**ТЕКСТ**
:::
Исполнительный директор Союза добровольцев Донбасса полковник Андрей Пинчук рассказал изданию Украина.ру, можно ли говорить, что началось украинское контрнаступление.
— Андрей Юрьевич, Бахмут/Артемовск освобожден. Какое это событие имеет военное и невоенное значение для СВО?
— Так как у нас не война, а специальная военная операция, то у нас все значения комплексные. Там есть военное, политическое и информационное составляющее, так что и здесь у нас тоже результат комплексный.
По окончании битвы за Бахмут наступает новый этап. Ответ на вопрос, какой этап наступает, тоже достаточно понятный: это инициация того самого «легендарного» и давно обещанного украинского контрнаступления.
Я с зимы говорю о том, что оно будет не раньше второй половины мая по объективным, в том числе погодным, кадровым, техническим причинам. К этой дате мы подошли.
— Пятнадцать минут назад закончился ливень в Донецке. Что, в таком случае опять «контрнаступа» не будет?
— Проклятые синоптики портят нам все планы и противнику тоже. Но это ирония, а если серьезно, то ливень, дожди и прочие реалии окружающего мира были, есть и будут.
Я не знаю ни одной военной кампании, в которой бы ливень прекратил ее проведение. Тут надо понимать, что когда речь идет о дождях и вообще о природе, то речь не о том, что прошел дождик, и погода стала плохая, а о том, что существует устойчивость почвы, почва просыхает, становится достаточной для передвижения, вне зависимости, идет дождь или нет.
Грубо говоря, сухая почва на глубине до сорока сантиметров ни разовыми дождями, ни разовыми ливнями не размывается.
Поэтому это долгосрочная история, если говорить о погодной составляющей. Но помимо погодной составляющей, мы с вами уже говорили об этом, история про контрнаступление была в первую очередь информационной операцией противника. Они тянули резину, время, создавали соответствующий мотивационный фонд и при этом решали свои технические, кадровые и прочие вопросы.
Сейчас завершилось или завершается формирование наступательных бригад. Они получили ту технику, которую хотели для этого наступления.
Фактически этот процесс только-только завершился или еще завершается по некоторым параметрам, особенно по параметрам ПВО, по мобильным средствам ПВО, которые могут обеспечить защиту неба в ходе этого контрнаступления от нашей авиации.
Сейчас все-таки выходит на поверхность история с возможными поставками боевой авиации для нужд ВСУ.
Так что эта история не про разовый дождь, даже пусть и очень сильный, а про более системные процессы.
— Некоторые говорят, что «контрнаступ» уже идет, другие говорят, что не идет и вообще его не будет — нет достаточных сил для него у ВСУ. Так все-таки, с вашей точки зрения, он уже начался или не начался?
— Тут надо тогда определиться с понятийным аппаратом, потому что если у тех, кто считает, что «контрнаступ» не идет, «контрнаступ» — это выход на рубеж боевой атаки и, соответственно, команда «в атаку» — и с криками «ура» пехота, танки, артиллерия и, наверное, даже «кавалерия» побежали вперед, — то такого «контрнаступа» нет, думаю, что и не будет никогда за время этой кампании.
:::
**ЗАДАНИЕ 1**
Какие составляющие, по словам Андрея Пинчука в интервью, входят в значения специальной военной операции? Перечислите их.

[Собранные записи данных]
:::
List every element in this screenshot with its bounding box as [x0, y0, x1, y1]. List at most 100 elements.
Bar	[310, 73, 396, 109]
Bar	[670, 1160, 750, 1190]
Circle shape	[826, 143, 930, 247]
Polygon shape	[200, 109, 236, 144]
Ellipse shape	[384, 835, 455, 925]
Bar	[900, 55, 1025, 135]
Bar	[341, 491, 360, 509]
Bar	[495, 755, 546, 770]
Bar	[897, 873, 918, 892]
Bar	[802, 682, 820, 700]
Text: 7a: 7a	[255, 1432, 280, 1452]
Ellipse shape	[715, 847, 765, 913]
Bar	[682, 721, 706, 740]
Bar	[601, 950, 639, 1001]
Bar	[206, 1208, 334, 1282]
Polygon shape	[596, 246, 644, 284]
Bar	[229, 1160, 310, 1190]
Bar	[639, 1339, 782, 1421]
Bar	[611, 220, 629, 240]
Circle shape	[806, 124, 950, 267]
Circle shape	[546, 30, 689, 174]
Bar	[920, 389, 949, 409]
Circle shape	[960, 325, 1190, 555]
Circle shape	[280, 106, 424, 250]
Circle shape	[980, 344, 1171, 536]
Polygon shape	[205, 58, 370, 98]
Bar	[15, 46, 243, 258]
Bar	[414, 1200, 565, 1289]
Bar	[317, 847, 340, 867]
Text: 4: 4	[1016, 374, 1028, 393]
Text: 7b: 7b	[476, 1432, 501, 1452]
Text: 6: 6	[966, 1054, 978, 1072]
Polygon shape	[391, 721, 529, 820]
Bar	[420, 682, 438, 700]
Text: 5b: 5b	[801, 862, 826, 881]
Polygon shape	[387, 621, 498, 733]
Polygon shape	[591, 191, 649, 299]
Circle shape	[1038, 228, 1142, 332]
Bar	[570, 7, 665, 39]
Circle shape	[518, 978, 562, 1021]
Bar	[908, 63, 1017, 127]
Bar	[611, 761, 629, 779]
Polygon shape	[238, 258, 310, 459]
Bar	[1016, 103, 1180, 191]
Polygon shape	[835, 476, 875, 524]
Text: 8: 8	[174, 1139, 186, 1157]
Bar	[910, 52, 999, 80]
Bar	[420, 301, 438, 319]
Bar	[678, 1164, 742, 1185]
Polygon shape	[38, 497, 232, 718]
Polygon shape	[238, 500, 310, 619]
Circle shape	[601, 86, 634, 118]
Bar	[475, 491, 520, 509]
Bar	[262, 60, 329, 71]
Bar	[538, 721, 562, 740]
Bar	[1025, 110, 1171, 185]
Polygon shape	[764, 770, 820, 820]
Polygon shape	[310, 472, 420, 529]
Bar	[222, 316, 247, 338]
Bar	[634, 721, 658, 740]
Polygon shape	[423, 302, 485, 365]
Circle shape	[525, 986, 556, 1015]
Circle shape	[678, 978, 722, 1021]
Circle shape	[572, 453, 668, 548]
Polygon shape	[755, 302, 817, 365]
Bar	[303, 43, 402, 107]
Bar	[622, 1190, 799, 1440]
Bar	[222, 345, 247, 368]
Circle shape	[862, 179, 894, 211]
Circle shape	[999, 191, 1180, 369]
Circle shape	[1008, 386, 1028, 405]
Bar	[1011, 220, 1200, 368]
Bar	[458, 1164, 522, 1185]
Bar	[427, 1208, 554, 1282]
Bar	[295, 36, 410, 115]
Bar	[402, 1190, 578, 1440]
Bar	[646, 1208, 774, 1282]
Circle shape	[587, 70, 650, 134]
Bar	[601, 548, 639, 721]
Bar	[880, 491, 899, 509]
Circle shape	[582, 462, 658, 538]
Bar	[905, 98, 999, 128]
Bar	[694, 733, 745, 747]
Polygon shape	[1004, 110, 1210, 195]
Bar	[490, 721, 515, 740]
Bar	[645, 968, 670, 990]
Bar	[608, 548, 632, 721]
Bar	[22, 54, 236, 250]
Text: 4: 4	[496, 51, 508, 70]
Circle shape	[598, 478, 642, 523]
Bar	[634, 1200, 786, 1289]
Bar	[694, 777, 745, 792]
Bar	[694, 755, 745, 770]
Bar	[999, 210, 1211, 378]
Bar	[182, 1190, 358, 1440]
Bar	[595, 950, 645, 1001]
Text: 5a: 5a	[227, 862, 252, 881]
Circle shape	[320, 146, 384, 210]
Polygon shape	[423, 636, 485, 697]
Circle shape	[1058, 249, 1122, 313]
:::
**ЗАДАНИЕ 2**
Выведите нумерованным списком строки перечня без пустых строк, начиная с самой первой строки перечня и заканчивая строкой с «682, 438, 700]» включительно.

**ИТОГОВЫЙ ОТВЕТ 1**
Военная, политическая и информационная составляющие.

**ИТОГОВЫЙ ОТВЕТ 2**
1. List every element in this screenshot with its bounding box as [x0, y0, x1, y1]. List at most 100 elements.
2. Bar	[310, 73, 396, 109]
3. Bar	[670, 1160, 750, 1190]
4. Circle shape	[826, 143, 930, 247]
5. Polygon shape	[200, 109, 236, 144]
6. Ellipse shape	[384, 835, 455, 925]
7. Bar	[900, 55, 1025, 135]
8. Bar	[341, 491, 360, 509]
9. Bar	[495, 755, 546, 770]
10. Bar	[897, 873, 918, 892]
11. Bar	[802, 682, 820, 700]
12. Text: 7a: 7a	[255, 1432, 280, 1452]
13. Ellipse shape	[715, 847, 765, 913]
14. Bar	[682, 721, 706, 740]
15. Bar	[601, 950, 639, 1001]
16. Bar	[206, 1208, 334, 1282]
17. Polygon shape	[596, 246, 644, 284]
18. Bar	[229, 1160, 310, 1190]
19. Bar	[639, 1339, 782, 1421]
20. Bar	[611, 220, 629, 240]
21. Circle shape	[806, 124, 950, 267]
22. Circle shape	[546, 30, 689, 174]
23. Bar	[920, 389, 949, 409]
24. Circle shape	[960, 325, 1190, 555]
25. Circle shape	[280, 106, 424, 250]
26. Circle shape	[980, 344, 1171, 536]
27. Polygon shape	[205, 58, 370, 98]
28. Bar	[15, 46, 243, 258]
29. Bar	[414, 1200, 565, 1289]
30. Bar	[317, 847, 340, 867]
31. Text: 4: 4	[1016, 374, 1028, 393]
32. Text: 7b: 7b	[476, 1432, 501, 1452]
33. Text: 6: 6	[966, 1054, 978, 1072]
34. Polygon shape	[391, 721, 529, 820]
35. Bar	[420, 682, 438, 700]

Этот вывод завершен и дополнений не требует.